• EXERCISE BRIEF:
The entire listing is to be repeated verbatim.

======== DATA FOR THIS TASK

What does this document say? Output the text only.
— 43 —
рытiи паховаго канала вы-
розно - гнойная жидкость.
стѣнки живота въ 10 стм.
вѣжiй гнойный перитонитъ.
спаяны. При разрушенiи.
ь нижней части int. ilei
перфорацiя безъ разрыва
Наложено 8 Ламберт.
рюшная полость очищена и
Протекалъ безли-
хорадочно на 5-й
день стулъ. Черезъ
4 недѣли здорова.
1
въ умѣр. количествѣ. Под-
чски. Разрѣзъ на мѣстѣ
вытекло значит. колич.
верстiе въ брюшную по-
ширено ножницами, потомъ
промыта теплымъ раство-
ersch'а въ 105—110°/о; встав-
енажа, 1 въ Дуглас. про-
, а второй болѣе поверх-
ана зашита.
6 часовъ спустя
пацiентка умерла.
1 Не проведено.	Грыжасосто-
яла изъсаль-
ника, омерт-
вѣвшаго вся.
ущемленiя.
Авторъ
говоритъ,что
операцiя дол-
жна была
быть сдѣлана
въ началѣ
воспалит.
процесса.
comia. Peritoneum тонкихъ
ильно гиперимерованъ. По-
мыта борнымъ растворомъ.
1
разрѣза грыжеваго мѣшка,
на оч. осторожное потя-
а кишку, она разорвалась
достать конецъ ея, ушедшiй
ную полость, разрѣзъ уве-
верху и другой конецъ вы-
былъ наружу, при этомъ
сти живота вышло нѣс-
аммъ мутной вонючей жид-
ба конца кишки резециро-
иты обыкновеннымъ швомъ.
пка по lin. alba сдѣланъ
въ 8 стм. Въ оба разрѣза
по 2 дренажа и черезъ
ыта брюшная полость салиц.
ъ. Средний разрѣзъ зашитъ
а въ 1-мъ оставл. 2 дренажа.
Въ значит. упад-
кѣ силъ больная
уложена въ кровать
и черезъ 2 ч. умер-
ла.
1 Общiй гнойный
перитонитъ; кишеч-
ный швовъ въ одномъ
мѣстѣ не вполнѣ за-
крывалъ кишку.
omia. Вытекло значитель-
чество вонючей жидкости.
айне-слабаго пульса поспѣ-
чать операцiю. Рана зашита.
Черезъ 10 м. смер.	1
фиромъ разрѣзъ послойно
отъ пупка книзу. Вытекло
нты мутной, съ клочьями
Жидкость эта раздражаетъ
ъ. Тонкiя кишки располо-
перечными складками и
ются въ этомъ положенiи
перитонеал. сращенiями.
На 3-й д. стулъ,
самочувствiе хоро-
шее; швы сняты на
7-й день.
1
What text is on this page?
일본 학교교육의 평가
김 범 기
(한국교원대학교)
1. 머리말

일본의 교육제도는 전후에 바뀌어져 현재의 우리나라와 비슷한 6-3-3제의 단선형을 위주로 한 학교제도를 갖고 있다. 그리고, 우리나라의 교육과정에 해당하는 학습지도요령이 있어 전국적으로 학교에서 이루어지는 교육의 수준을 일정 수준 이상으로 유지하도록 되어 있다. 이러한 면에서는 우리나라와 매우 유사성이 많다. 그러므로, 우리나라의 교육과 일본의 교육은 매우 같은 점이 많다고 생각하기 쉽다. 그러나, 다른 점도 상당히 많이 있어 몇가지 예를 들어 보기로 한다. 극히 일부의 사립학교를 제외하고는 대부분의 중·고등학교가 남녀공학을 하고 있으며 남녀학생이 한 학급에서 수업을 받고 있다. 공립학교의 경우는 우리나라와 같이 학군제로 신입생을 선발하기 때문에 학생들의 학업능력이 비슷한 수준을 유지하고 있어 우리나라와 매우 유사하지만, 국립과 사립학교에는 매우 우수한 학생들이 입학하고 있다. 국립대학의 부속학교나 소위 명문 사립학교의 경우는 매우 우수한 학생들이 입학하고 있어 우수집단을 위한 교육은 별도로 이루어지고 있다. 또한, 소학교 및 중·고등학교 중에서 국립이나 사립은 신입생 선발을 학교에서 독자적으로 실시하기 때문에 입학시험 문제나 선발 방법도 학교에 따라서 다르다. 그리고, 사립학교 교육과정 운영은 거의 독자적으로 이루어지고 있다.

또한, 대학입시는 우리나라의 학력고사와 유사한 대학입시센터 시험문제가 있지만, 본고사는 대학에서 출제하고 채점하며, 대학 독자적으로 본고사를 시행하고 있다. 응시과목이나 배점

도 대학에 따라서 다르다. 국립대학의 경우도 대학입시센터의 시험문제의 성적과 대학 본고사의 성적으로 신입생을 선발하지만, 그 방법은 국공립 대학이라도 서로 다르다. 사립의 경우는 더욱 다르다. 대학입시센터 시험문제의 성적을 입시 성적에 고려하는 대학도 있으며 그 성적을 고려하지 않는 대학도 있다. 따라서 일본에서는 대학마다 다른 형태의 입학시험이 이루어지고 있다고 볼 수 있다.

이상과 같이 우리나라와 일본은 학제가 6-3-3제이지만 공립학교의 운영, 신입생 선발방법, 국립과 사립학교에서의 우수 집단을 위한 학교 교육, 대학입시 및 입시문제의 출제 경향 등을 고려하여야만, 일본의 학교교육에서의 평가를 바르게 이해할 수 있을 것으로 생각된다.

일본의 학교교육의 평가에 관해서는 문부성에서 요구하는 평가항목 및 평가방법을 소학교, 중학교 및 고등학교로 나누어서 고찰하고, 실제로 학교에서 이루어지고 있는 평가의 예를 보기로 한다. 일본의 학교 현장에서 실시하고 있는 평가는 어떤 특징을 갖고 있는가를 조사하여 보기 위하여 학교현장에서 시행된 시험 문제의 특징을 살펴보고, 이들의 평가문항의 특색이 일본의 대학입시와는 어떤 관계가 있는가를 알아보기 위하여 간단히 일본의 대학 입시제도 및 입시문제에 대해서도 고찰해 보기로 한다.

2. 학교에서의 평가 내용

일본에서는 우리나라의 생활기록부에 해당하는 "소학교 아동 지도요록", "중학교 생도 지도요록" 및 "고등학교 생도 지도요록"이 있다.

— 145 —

================

• TASK OUTPUT:
What does this document say? Output the text only.
— 43 —
рытiи паховаго канала вы-
розно - гнойная жидкость.
стѣнки живота въ 10 стм.
вѣжiй гнойный перитонитъ.
спаяны. При разрушенiи.
ь нижней части int. ilei
перфорацiя безъ разрыва
Наложено 8 Ламберт.
рюшная полость очищена и
Протекалъ безли-
хорадочно на 5-й
день стулъ. Черезъ
4 недѣли здорова.
1
въ умѣр. количествѣ. Под-
чски. Разрѣзъ на мѣстѣ
вытекло значит. колич.
верстiе въ брюшную по-
ширено ножницами, потомъ
промыта теплымъ раство-
ersch'а въ 105—110°/о; встав-
енажа, 1 въ Дуглас. про-
, а второй болѣе поверх-
ана зашита.
6 часовъ спустя
пацiентка умерла.
1 Не проведено.	Грыжасосто-
яла изъсаль-
ника, омерт-
вѣвшаго вся.
ущемленiя.
Авторъ
говоритъ,что
операцiя дол-
жна была
быть сдѣлана
въ началѣ
воспалит.
процесса.
comia. Peritoneum тонкихъ
ильно гиперимерованъ. По-
мыта борнымъ растворомъ.
1
разрѣза грыжеваго мѣшка,
на оч. осторожное потя-
а кишку, она разорвалась
достать конецъ ея, ушедшiй
ную полость, разрѣзъ уве-
верху и другой конецъ вы-
былъ наружу, при этомъ
сти живота вышло нѣс-
аммъ мутной вонючей жид-
ба конца кишки резециро-
иты обыкновеннымъ швомъ.
пка по lin. alba сдѣланъ
въ 8 стм. Въ оба разрѣза
по 2 дренажа и черезъ
ыта брюшная полость салиц.
ъ. Средний разрѣзъ зашитъ
а въ 1-мъ оставл. 2 дренажа.
Въ значит. упад-
кѣ силъ больная
уложена въ кровать
и черезъ 2 ч. умер-
ла.
1 Общiй гнойный
перитонитъ; кишеч-
ный швовъ въ одномъ
мѣстѣ не вполнѣ за-
крывалъ кишку.
omia. Вытекло значитель-
чество вонючей жидкости.
айне-слабаго пульса поспѣ-
чать операцiю. Рана зашита.
Черезъ 10 м. смер.	1
фиромъ разрѣзъ послойно
отъ пупка книзу. Вытекло
нты мутной, съ клочьями
Жидкость эта раздражаетъ
ъ. Тонкiя кишки располо-
перечными складками и
ются въ этомъ положенiи
перитонеал. сращенiями.
На 3-й д. стулъ,
самочувствiе хоро-
шее; швы сняты на
7-й день.
1
What text is on this page?
일본 학교교육의 평가
김 범 기
(한국교원대학교)
1. 머리말

일본의 교육제도는 전후에 바뀌어져 현재의 우리나라와 비슷한 6-3-3제의 단선형을 위주로 한 학교제도를 갖고 있다. 그리고, 우리나라의 교육과정에 해당하는 학습지도요령이 있어 전국적으로 학교에서 이루어지는 교육의 수준을 일정 수준 이상으로 유지하도록 되어 있다. 이러한 면에서는 우리나라와 매우 유사성이 많다. 그러므로, 우리나라의 교육과 일본의 교육은 매우 같은 점이 많다고 생각하기 쉽다. 그러나, 다른 점도 상당히 많이 있어 몇가지 예를 들어 보기로 한다. 극히 일부의 사립학교를 제외하고는 대부분의 중·고등학교가 남녀공학을 하고 있으며 남녀학생이 한 학급에서 수업을 받고 있다. 공립학교의 경우는 우리나라와 같이 학군제로 신입생을 선발하기 때문에 학생들의 학업능력이 비슷한 수준을 유지하고 있어 우리나라와 매우 유사하지만, 국립과 사립학교에는 매우 우수한 학생들이 입학하고 있다. 국립대학의 부속학교나 소위 명문 사립학교의 경우는 매우 우수한 학생들이 입학하고 있어 우수집단을 위한 교육은 별도로 이루어지고 있다. 또한, 소학교 및 중·고등학교 중에서 국립이나 사립은 신입생 선발을 학교에서 독자적으로 실시하기 때문에 입학시험 문제나 선발 방법도 학교에 따라서 다르다. 그리고, 사립학교 교육과정 운영은 거의 독자적으로 이루어지고 있다.

또한, 대학입시는 우리나라의 학력고사와 유사한 대학입시센터 시험문제가 있지만, 본고사는 대학에서 출제하고 채점하며, 대학 독자적으로 본고사를 시행하고 있다. 응시과목이나 배점

도 대학에 따라서 다르다. 국립대학의 경우도 대학입시센터의 시험문제의 성적과 대학 본고사의 성적으로 신입생을 선발하지만, 그 방법은 국공립 대학이라도 서로 다르다. 사립의 경우는 더욱 다르다. 대학입시센터 시험문제의 성적을 입시 성적에 고려하는 대학도 있으며 그 성적을 고려하지 않는 대학도 있다. 따라서 일본에서는 대학마다 다른 형태의 입학시험이 이루어지고 있다고 볼 수 있다.

이상과 같이 우리나라와 일본은 학제가 6-3-3제이지만 공립학교의 운영, 신입생 선발방법, 국립과 사립학교에서의 우수 집단을 위한 학교 교육, 대학입시 및 입시문제의 출제 경향 등을 고려하여야만, 일본의 학교교육에서의 평가를 바르게 이해할 수 있을 것으로 생각된다.

일본의 학교교육의 평가에 관해서는 문부성에서 요구하는 평가항목 및 평가방법을 소학교, 중학교 및 고등학교로 나누어서 고찰하고, 실제로 학교에서 이루어지고 있는 평가의 예를 보기로 한다. 일본의 학교 현장에서 실시하고 있는 평가는 어떤 특징을 갖고 있는가를 조사하여 보기 위하여 학교현장에서 시행된 시험 문제의 특징을 살펴보고, 이들의 평가문항의 특색이 일본의 대학입시와는 어떤 관계가 있는가를 알아보기 위하여 간단히 일본의 대학 입시제도 및 입시문제에 대해서도 고찰해 보기로 한다.

2. 학교에서의 평가 내용

일본에서는 우리나라의 생활기록부에 해당하는 "소학교 아동 지도요록", "중학교 생도 지도요록" 및 "고등학교 생도 지도요록"이 있다.

— 145 —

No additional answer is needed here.